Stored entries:
* * * * * * * * *

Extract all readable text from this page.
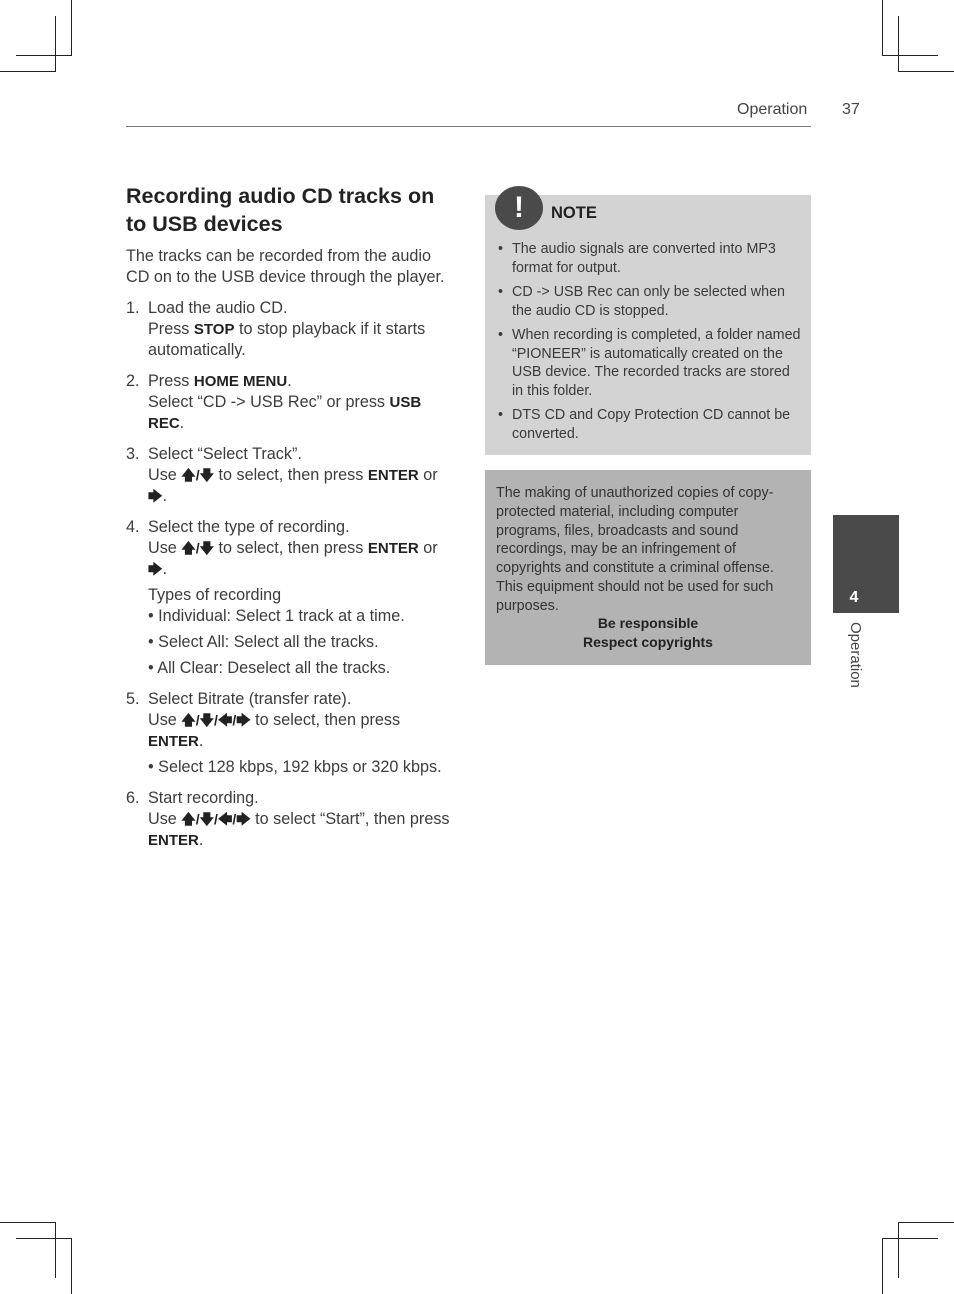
Operation 37
Recording audio CD tracks on
to USB devices
The tracks can be recorded from the audio CD on to the USB device through the player.
1. Load the audio CD.
Press STOP to stop playback if it starts automatically.
2. Press HOME MENU.
Select “CD -> USB Rec” or press USB REC.
3. Select “Select Track”.
Use 🡅/🡇 to select, then press ENTER or
🡆.
4. Select the type of recording.
Use 🡅/🡇 to select, then press ENTER or
🡆.
Types of recording
• Individual: Select 1 track at a time.
• Select All: Select all the tracks.
• All Clear: Deselect all the tracks.
5. Select Bitrate (transfer rate).
Use 🡅/🡇/🡄/🡆 to select, then press
ENTER.
• Select 128 kbps, 192 kbps or 320 kbps.
6. Start recording.
Use 🡅/🡇/🡄/🡆 to select “Start”, then press ENTER.
!	NOTE
• The audio signals are converted into MP3 format for output.
• CD -> USB Rec can only be selected when the audio CD is stopped.
• When recording is completed, a folder named “PIONEER” is automatically created on the USB device. The recorded tracks are stored in this folder.
• DTS CD and Copy Protection CD cannot be converted.
The making of unauthorized copies of copy-protected material, including computer programs, files, broadcasts and sound recordings, may be an infringement of copyrights and constitute a criminal offense. This equipment should not be used for such purposes.
Be responsible
Respect copyrights
4
Operation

* * * * * * * * *

**To do**
Copy each line of the data above that holds "automatically".

**Solution to the exercise**
Press STOP to stop playback if it starts automatically.
• When recording is completed, a folder named “PIONEER” is automatically created on the USB device. The recorded tracks are stored in this folder.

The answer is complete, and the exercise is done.